» Problem statement
Report all lines from the entries below in which "sekarang" appears.

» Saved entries
==*==
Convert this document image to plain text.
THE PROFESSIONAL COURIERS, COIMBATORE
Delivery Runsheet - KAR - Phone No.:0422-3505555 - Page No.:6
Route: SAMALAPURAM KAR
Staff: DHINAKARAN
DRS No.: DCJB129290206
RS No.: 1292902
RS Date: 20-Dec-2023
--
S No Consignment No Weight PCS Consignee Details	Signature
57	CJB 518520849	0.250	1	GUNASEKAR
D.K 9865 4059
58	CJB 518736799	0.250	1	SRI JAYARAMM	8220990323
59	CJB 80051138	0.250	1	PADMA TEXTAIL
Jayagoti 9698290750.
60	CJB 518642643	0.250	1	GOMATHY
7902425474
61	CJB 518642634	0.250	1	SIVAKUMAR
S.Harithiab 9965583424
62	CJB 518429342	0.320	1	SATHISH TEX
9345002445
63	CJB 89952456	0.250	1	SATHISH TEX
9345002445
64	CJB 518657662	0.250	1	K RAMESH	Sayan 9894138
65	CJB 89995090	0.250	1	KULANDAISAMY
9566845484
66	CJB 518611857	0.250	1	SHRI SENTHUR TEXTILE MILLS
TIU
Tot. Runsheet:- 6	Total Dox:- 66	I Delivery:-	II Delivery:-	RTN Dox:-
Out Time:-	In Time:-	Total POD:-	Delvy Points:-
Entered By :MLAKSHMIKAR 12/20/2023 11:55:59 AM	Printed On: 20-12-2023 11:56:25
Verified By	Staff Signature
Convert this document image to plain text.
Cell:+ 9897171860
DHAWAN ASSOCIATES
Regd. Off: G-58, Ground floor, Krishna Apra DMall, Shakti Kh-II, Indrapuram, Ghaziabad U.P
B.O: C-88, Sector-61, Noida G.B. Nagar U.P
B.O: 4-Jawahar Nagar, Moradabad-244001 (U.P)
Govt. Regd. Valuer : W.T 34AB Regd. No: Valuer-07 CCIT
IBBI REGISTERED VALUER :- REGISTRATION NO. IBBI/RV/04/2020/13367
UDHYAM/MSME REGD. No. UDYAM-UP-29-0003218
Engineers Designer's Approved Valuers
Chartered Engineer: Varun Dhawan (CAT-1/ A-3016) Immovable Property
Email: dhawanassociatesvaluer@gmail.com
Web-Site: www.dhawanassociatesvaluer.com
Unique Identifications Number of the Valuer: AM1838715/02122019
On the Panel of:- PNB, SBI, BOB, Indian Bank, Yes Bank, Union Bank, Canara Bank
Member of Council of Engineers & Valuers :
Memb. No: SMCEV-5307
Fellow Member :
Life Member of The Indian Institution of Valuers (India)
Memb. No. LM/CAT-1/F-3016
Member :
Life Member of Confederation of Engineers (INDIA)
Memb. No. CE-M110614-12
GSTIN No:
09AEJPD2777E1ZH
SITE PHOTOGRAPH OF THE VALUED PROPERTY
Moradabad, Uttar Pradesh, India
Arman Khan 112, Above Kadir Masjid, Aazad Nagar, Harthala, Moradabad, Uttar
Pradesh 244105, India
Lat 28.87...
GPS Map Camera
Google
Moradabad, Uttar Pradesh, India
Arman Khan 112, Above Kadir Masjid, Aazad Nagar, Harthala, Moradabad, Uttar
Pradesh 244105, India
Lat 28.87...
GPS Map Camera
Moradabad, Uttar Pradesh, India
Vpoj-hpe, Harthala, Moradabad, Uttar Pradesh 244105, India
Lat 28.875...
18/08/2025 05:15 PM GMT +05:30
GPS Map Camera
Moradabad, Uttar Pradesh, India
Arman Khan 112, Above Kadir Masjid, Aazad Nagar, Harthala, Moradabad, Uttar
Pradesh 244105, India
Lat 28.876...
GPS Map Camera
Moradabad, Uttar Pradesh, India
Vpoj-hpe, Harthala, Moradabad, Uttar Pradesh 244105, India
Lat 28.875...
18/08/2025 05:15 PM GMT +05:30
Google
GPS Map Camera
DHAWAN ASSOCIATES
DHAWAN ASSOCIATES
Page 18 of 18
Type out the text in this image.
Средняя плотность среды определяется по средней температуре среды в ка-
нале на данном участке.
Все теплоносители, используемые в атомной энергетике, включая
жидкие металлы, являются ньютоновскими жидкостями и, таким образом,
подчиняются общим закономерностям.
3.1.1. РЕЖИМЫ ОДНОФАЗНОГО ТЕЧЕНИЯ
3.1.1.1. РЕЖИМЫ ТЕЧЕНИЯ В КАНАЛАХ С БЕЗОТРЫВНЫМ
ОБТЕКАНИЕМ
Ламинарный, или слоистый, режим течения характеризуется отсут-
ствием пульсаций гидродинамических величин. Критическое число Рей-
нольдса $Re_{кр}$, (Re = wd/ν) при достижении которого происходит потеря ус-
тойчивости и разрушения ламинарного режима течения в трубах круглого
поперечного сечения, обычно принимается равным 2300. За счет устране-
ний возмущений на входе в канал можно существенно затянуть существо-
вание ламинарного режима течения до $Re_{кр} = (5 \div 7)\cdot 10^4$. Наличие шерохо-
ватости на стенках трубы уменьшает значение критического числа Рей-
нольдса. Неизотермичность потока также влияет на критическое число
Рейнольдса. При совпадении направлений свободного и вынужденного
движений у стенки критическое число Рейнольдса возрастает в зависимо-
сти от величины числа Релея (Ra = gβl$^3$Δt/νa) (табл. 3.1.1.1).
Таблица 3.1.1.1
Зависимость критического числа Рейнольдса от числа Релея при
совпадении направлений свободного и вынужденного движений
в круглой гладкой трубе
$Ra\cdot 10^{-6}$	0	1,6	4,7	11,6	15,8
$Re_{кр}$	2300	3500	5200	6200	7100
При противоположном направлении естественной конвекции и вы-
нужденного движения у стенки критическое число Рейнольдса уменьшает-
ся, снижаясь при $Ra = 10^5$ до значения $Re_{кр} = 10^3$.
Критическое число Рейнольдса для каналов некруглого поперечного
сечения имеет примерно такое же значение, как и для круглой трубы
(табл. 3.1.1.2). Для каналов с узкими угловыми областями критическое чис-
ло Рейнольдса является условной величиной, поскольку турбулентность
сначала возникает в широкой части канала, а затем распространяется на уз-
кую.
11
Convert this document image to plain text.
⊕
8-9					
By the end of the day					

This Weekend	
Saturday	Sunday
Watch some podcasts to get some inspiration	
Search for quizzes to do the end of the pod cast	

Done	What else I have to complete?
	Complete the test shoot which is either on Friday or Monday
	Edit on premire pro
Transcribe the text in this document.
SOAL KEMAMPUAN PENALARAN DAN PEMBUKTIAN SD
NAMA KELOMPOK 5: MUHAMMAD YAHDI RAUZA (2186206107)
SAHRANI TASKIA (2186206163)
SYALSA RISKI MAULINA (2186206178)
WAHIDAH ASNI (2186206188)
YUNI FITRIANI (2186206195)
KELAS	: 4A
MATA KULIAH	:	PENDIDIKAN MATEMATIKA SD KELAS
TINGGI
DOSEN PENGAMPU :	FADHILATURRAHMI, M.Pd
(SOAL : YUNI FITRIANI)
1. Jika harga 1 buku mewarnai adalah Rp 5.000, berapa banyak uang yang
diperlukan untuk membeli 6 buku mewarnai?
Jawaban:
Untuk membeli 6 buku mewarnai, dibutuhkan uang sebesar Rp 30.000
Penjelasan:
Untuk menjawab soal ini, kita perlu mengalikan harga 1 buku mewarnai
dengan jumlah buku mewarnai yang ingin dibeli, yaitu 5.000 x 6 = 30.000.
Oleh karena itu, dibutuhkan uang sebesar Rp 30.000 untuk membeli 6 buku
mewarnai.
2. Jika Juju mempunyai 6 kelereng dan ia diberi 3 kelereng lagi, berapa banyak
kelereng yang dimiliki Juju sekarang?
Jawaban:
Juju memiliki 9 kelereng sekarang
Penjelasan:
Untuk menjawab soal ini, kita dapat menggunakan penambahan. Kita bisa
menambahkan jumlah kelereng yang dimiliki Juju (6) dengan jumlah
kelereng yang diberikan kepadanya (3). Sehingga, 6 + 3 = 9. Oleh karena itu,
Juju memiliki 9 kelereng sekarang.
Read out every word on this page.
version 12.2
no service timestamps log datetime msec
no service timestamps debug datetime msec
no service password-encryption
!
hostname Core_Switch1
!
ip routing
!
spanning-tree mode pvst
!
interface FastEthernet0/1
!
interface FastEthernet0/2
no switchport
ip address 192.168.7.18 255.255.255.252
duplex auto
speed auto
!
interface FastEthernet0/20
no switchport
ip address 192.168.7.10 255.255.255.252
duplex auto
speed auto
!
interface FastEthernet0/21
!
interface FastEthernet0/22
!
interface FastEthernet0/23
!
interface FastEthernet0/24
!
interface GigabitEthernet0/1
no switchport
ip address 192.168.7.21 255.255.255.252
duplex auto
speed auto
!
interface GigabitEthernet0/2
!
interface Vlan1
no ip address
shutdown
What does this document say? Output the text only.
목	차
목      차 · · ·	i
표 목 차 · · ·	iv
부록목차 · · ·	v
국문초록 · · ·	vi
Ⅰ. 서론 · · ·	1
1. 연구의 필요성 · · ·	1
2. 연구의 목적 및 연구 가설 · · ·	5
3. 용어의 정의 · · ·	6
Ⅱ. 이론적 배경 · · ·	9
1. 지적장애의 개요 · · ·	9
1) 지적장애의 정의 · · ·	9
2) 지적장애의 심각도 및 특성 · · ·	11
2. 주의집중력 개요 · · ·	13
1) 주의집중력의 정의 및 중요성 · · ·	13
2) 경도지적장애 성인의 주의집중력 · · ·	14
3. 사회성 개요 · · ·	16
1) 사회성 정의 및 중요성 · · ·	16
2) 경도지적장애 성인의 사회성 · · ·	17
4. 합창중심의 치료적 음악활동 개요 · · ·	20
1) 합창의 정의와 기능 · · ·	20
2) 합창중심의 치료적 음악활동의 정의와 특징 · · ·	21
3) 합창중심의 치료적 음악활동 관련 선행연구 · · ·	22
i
==*==
» Full solution
kelereng yang dimiliki Juju sekarang?
Juju memiliki 9 kelereng sekarang
Juju memiliki 9 kelereng sekarang.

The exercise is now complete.